» **Rows**:

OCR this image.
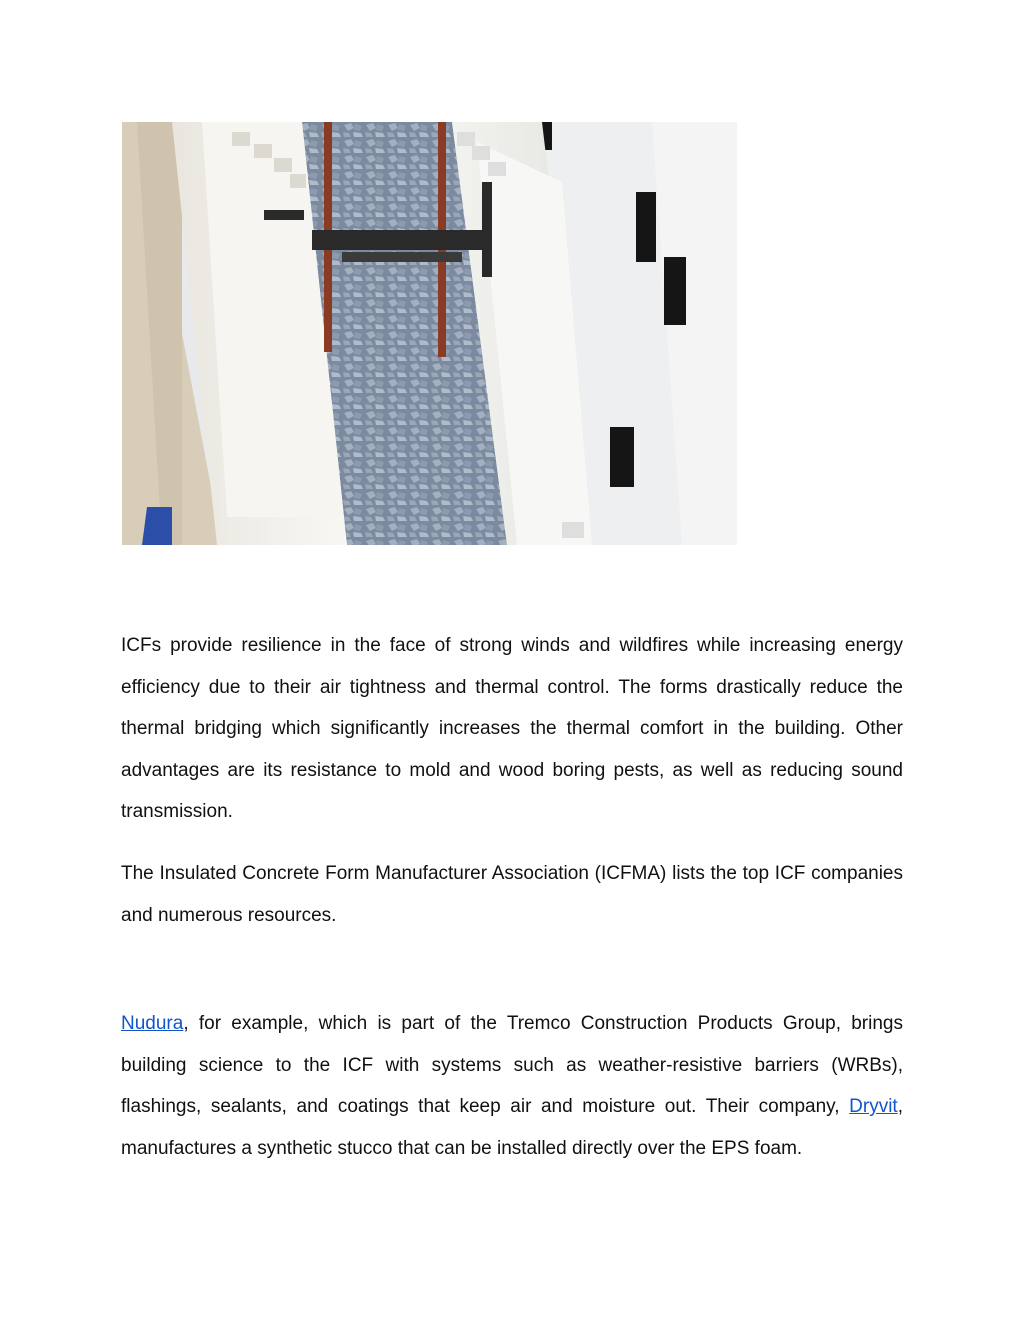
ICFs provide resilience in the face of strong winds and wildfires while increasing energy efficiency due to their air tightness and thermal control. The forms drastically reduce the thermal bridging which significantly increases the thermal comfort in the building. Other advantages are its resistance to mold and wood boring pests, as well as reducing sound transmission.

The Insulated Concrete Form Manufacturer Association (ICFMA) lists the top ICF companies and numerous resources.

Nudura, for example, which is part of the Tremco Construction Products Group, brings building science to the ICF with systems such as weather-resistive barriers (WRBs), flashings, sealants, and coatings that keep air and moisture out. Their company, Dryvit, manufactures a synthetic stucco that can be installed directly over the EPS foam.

...

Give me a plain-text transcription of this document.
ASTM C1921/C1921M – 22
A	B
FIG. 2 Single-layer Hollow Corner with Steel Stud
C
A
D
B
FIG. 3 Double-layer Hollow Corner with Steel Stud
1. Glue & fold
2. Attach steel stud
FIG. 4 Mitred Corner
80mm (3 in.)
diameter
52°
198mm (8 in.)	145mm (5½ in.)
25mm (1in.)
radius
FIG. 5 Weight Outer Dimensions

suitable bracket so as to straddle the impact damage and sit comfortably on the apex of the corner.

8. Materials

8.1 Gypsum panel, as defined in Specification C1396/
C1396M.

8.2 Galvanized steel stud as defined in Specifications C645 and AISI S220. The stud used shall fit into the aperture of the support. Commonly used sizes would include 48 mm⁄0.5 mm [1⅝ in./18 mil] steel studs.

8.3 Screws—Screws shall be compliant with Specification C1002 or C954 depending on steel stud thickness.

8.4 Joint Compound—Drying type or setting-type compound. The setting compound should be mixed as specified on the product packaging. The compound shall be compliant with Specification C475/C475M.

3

» **What needs to be done**:
Your answer should be a single number: how many lines of the material contain the word "compliant".

» **Answer to the exercise**:
2